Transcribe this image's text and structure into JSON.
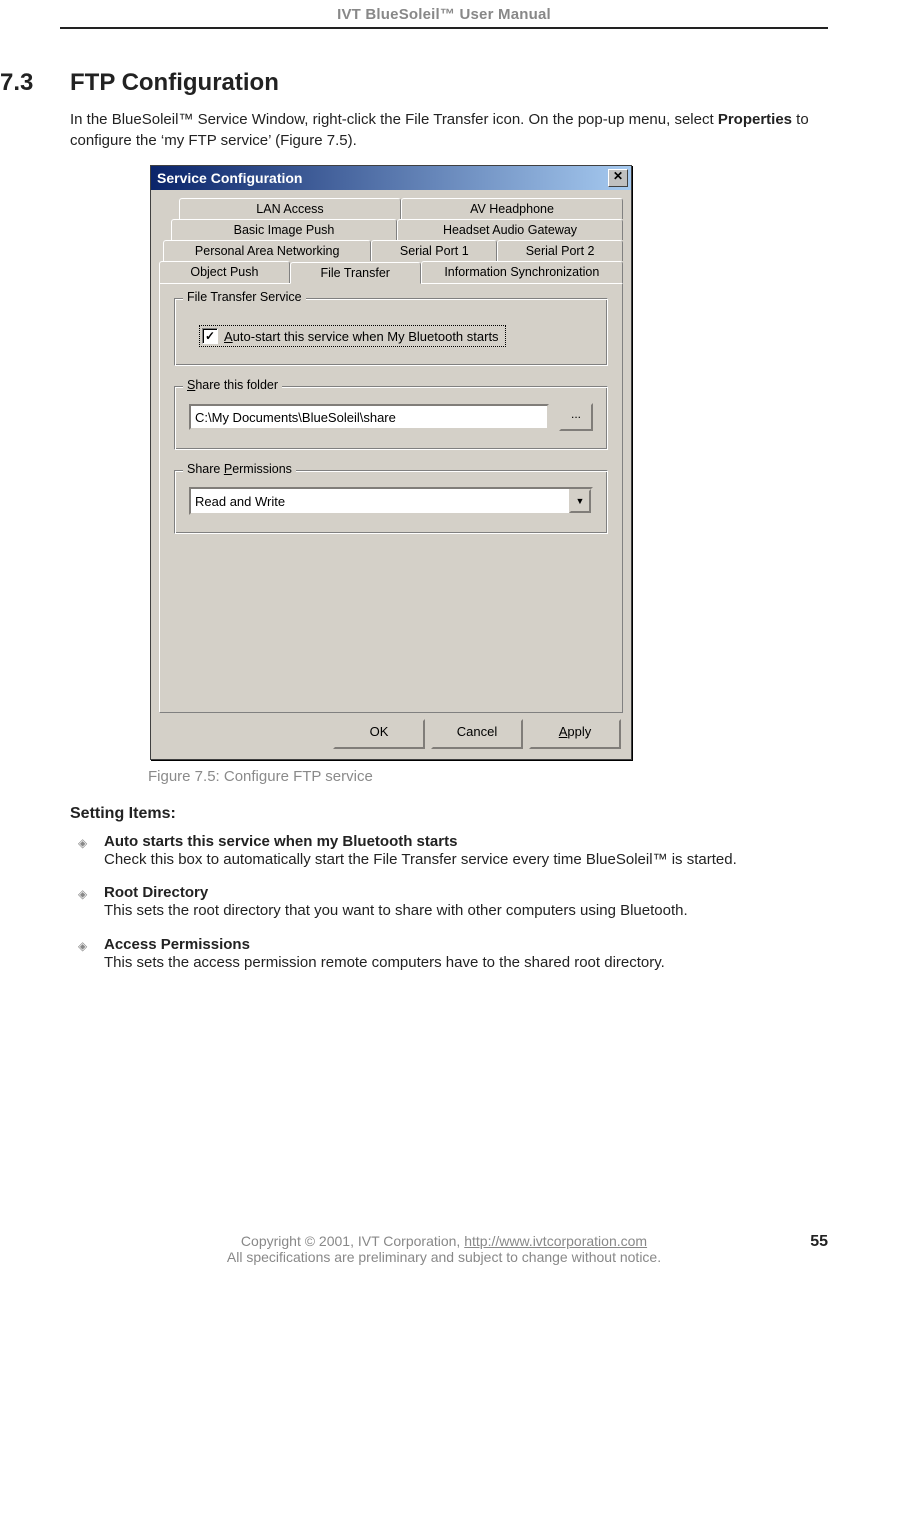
{
  "header": {
    "title": "IVT BlueSoleil™ User Manual"
  },
  "section": {
    "num": "7.3",
    "title": "FTP Configuration",
    "intro_1": "In the BlueSoleil™ Service Window, right-click the File Transfer icon. On the pop-up menu, select ",
    "intro_bold": "Properties",
    "intro_2": " to configure the ‘my FTP service’ (Figure 7.5)."
  },
  "dialog": {
    "title": "Service Configuration",
    "close": "✕",
    "tabs": {
      "r1": [
        "LAN Access",
        "AV Headphone"
      ],
      "r2": [
        "Basic Image Push",
        "Headset Audio Gateway"
      ],
      "r3": [
        "Personal Area Networking",
        "Serial Port 1",
        "Serial Port 2"
      ],
      "r4": [
        "Object Push",
        "File Transfer",
        "Information Synchronization"
      ]
    },
    "group_main": "File Transfer Service",
    "checkbox": {
      "checked": "✓",
      "label_pre": "A",
      "label_post": "uto-start this service when My Bluetooth starts"
    },
    "group_share": {
      "legend_pre": "S",
      "legend_post": "hare this folder",
      "value": "C:\\My Documents\\BlueSoleil\\share",
      "browse": "..."
    },
    "group_perm": {
      "legend_pre": "Share ",
      "legend_u": "P",
      "legend_post": "ermissions",
      "value": "Read and Write",
      "arrow": "▼"
    },
    "buttons": {
      "ok": "OK",
      "cancel": "Cancel",
      "apply_u": "A",
      "apply_post": "pply"
    }
  },
  "caption": "Figure 7.5: Configure FTP service",
  "settings": {
    "heading": "Setting Items:",
    "items": [
      {
        "title": "Auto starts this service when my Bluetooth starts",
        "body": "Check this box to automatically start the File Transfer service every time BlueSoleil™ is started."
      },
      {
        "title": "Root Directory",
        "body": "This sets the root directory that you want to share with other computers using Bluetooth."
      },
      {
        "title": "Access Permissions",
        "body": "This sets the access permission remote computers have to the shared root directory."
      }
    ]
  },
  "footer": {
    "line1a": "Copyright © 2001, IVT Corporation, ",
    "line1_link": "http://www.ivtcorporation.com",
    "line2": "All specifications are preliminary and subject to change without notice.",
    "page": "55"
  }
}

**********

- **Set task**: Leave out the pictures and output the rest of the material exactly as written.

- **Output below**:
Transcribe this image's text and structure into JSON.
{
  "header": {
    "title": "IVT BlueSoleil™ User Manual"
  },
  "section": {
    "num": "7.3",
    "title": "FTP Configuration",
    "intro_1": "In the BlueSoleil™ Service Window, right-click the File Transfer icon. On the pop-up menu, select ",
    "intro_bold": "Properties",
    "intro_2": " to configure the ‘my FTP service’ (Figure 7.5)."
  },
  "dialog": {
    "title": "Service Configuration",
    "close": "✕",
    "tabs": {
      "r1": [
        "LAN Access",
        "AV Headphone"
      ],
      "r2": [
        "Basic Image Push",
        "Headset Audio Gateway"
      ],
      "r3": [
        "Personal Area Networking",
        "Serial Port 1",
        "Serial Port 2"
      ],
      "r4": [
        "Object Push",
        "File Transfer",
        "Information Synchronization"
      ]
    },
    "group_main": "File Transfer Service",
    "checkbox": {
      "checked": "✓",
      "label_pre": "A",
      "label_post": "uto-start this service when My Bluetooth starts"
    },
    "group_share": {
      "legend_pre": "S",
      "legend_post": "hare this folder",
      "value": "C:\\My Documents\\BlueSoleil\\share",
      "browse": "..."
    },
    "group_perm": {
      "legend_pre": "Share ",
      "legend_u": "P",
      "legend_post": "ermissions",
      "value": "Read and Write",
      "arrow": "▼"
    },
    "buttons": {
      "ok": "OK",
      "cancel": "Cancel",
      "apply_u": "A",
      "apply_post": "pply"
    }
  },
  "caption": "Figure 7.5: Configure FTP service",
  "settings": {
    "heading": "Setting Items:",
    "items": [
      {
        "title": "Auto starts this service when my Bluetooth starts",
        "body": "Check this box to automatically start the File Transfer service every time BlueSoleil™ is started."
      },
      {
        "title": "Root Directory",
        "body": "This sets the root directory that you want to share with other computers using Bluetooth."
      },
      {
        "title": "Access Permissions",
        "body": "This sets the access permission remote computers have to the shared root directory."
      }
    ]
  },
  "footer": {
    "line1a": "Copyright © 2001, IVT Corporation, ",
    "line1_link": "http://www.ivtcorporation.com",
    "line2": "All specifications are preliminary and subject to change without notice.",
    "page": "55"
  }
}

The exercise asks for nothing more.